Short exercise: Repeat, exactly and in full, the lines of the listing below, but without any pictures.

Input records:
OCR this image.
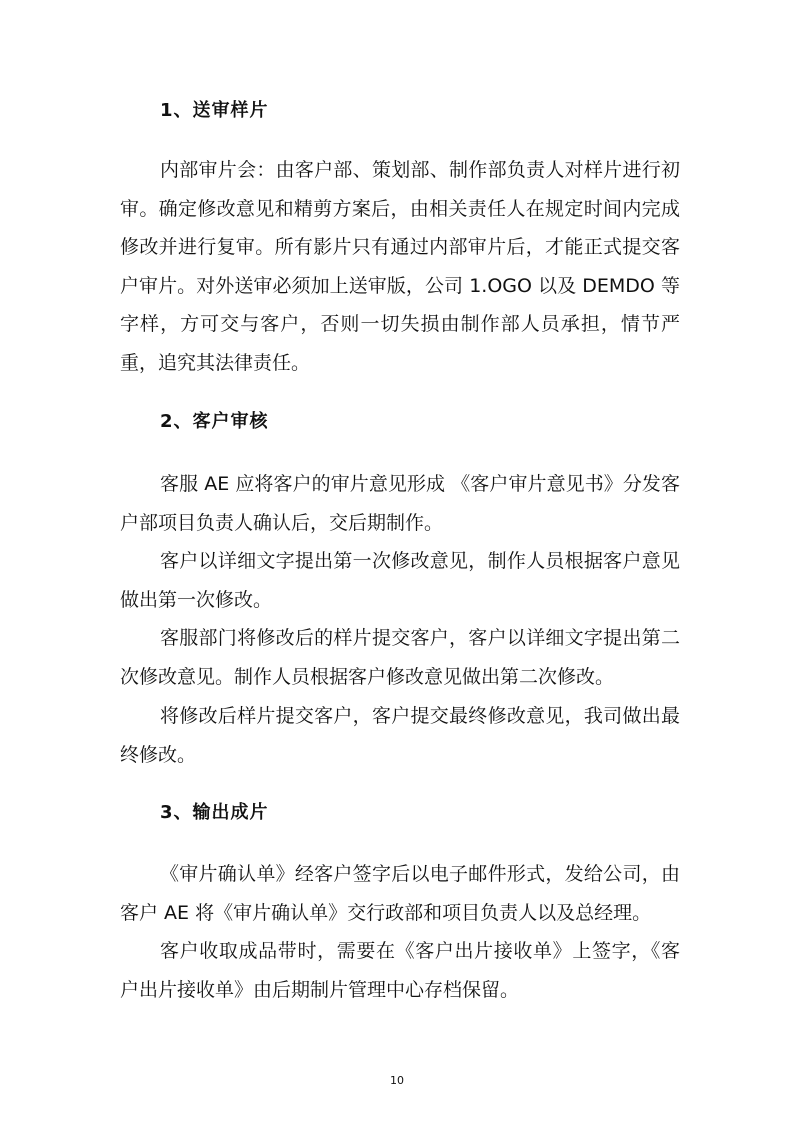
1、送审样片
内部审片会：由客户部、策划部、制作部负责人对样片进行初审。确定修改意见和精剪方案后，由相关责任人在规定时间内完成修改并进行复审。所有影片只有通过内部审片后，才能正式提交客户审片。对外送审必须加上送审版，公司 1.OGO 以及 DEMDO 等字样，方可交与客户，否则一切失损由制作部人员承担，情节严重，追究其法律责任。
2、客户审核
客服 AE 应将客户的审片意见形成 《客户审片意见书》分发客户部项目负责人确认后，交后期制作。
客户以详细文字提出第一次修改意见，制作人员根据客户意见做出第一次修改。
客服部门将修改后的样片提交客户，客户以详细文字提出第二次修改意见。制作人员根据客户修改意见做出第二次修改。
将修改后样片提交客户，客户提交最终修改意见，我司做出最终修改。
3、输出成片
《审片确认单》经客户签字后以电子邮件形式，发给公司，由客户 AE 将《审片确认单》交行政部和项目负责人以及总经理。
客户收取成品带时，需要在《客户出片接收单》上签字，《客户出片接收单》由后期制片管理中心存档保留。
10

Answer to this exercise:
OCR this image.
1、送审样片
内部审片会：由客户部、策划部、制作部负责人对样片进行初审。确定修改意见和精剪方案后，由相关责任人在规定时间内完成修改并进行复审。所有影片只有通过内部审片后，才能正式提交客户审片。对外送审必须加上送审版，公司 1.OGO 以及 DEMDO 等字样，方可交与客户，否则一切失损由制作部人员承担，情节严重，追究其法律责任。
2、客户审核
客服 AE 应将客户的审片意见形成 《客户审片意见书》分发客户部项目负责人确认后，交后期制作。
客户以详细文字提出第一次修改意见，制作人员根据客户意见做出第一次修改。
客服部门将修改后的样片提交客户，客户以详细文字提出第二次修改意见。制作人员根据客户修改意见做出第二次修改。
将修改后样片提交客户，客户提交最终修改意见，我司做出最终修改。
3、输出成片
《审片确认单》经客户签字后以电子邮件形式，发给公司，由客户 AE 将《审片确认单》交行政部和项目负责人以及总经理。
客户收取成品带时，需要在《客户出片接收单》上签字，《客户出片接收单》由后期制片管理中心存档保留。
10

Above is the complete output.